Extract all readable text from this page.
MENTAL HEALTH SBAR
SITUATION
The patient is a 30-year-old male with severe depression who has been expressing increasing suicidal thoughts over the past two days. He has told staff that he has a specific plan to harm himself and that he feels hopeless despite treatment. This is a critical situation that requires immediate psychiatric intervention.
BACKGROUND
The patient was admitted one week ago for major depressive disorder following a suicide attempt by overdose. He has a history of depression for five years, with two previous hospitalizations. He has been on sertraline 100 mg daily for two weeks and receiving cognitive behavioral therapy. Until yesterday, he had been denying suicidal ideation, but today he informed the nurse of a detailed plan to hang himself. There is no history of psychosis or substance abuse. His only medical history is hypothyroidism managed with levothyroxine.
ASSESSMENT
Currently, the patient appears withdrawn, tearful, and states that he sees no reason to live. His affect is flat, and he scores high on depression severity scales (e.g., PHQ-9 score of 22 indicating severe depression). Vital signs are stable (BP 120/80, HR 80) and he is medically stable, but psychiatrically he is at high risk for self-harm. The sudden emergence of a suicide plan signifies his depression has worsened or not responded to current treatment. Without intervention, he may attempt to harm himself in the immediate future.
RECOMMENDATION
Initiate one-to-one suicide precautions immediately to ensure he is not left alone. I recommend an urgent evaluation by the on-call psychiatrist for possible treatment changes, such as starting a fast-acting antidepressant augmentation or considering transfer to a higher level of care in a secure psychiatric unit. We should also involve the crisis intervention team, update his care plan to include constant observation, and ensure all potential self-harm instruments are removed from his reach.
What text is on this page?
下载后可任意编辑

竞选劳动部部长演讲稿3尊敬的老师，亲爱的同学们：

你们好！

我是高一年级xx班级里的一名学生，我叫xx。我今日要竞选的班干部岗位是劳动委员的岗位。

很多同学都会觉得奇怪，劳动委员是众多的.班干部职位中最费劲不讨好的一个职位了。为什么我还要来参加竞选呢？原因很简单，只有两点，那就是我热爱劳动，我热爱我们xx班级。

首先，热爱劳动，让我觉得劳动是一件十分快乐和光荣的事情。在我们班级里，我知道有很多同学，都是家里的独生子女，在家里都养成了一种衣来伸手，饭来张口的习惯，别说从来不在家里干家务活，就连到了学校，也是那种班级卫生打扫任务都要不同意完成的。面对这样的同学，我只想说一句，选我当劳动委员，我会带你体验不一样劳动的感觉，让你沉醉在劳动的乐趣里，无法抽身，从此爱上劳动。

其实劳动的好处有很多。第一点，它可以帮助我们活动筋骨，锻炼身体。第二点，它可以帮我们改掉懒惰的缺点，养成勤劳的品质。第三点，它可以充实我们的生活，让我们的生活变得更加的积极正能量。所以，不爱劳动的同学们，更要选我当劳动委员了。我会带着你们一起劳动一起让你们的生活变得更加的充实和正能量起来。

> Work to complete: Take the lines above and print them exactly.

> Result for this task:
Extract all readable text from this page.
MENTAL HEALTH SBAR
SITUATION
The patient is a 30-year-old male with severe depression who has been expressing increasing suicidal thoughts over the past two days. He has told staff that he has a specific plan to harm himself and that he feels hopeless despite treatment. This is a critical situation that requires immediate psychiatric intervention.
BACKGROUND
The patient was admitted one week ago for major depressive disorder following a suicide attempt by overdose. He has a history of depression for five years, with two previous hospitalizations. He has been on sertraline 100 mg daily for two weeks and receiving cognitive behavioral therapy. Until yesterday, he had been denying suicidal ideation, but today he informed the nurse of a detailed plan to hang himself. There is no history of psychosis or substance abuse. His only medical history is hypothyroidism managed with levothyroxine.
ASSESSMENT
Currently, the patient appears withdrawn, tearful, and states that he sees no reason to live. His affect is flat, and he scores high on depression severity scales (e.g., PHQ-9 score of 22 indicating severe depression). Vital signs are stable (BP 120/80, HR 80) and he is medically stable, but psychiatrically he is at high risk for self-harm. The sudden emergence of a suicide plan signifies his depression has worsened or not responded to current treatment. Without intervention, he may attempt to harm himself in the immediate future.
RECOMMENDATION
Initiate one-to-one suicide precautions immediately to ensure he is not left alone. I recommend an urgent evaluation by the on-call psychiatrist for possible treatment changes, such as starting a fast-acting antidepressant augmentation or considering transfer to a higher level of care in a secure psychiatric unit. We should also involve the crisis intervention team, update his care plan to include constant observation, and ensure all potential self-harm instruments are removed from his reach.
What text is on this page?
下载后可任意编辑

竞选劳动部部长演讲稿3尊敬的老师，亲爱的同学们：

你们好！

我是高一年级xx班级里的一名学生，我叫xx。我今日要竞选的班干部岗位是劳动委员的岗位。

很多同学都会觉得奇怪，劳动委员是众多的.班干部职位中最费劲不讨好的一个职位了。为什么我还要来参加竞选呢？原因很简单，只有两点，那就是我热爱劳动，我热爱我们xx班级。

首先，热爱劳动，让我觉得劳动是一件十分快乐和光荣的事情。在我们班级里，我知道有很多同学，都是家里的独生子女，在家里都养成了一种衣来伸手，饭来张口的习惯，别说从来不在家里干家务活，就连到了学校，也是那种班级卫生打扫任务都要不同意完成的。面对这样的同学，我只想说一句，选我当劳动委员，我会带你体验不一样劳动的感觉，让你沉醉在劳动的乐趣里，无法抽身，从此爱上劳动。

其实劳动的好处有很多。第一点，它可以帮助我们活动筋骨，锻炼身体。第二点，它可以帮我们改掉懒惰的缺点，养成勤劳的品质。第三点，它可以充实我们的生活，让我们的生活变得更加的积极正能量。所以，不爱劳动的同学们，更要选我当劳动委员了。我会带着你们一起劳动一起让你们的生活变得更加的充实和正能量起来。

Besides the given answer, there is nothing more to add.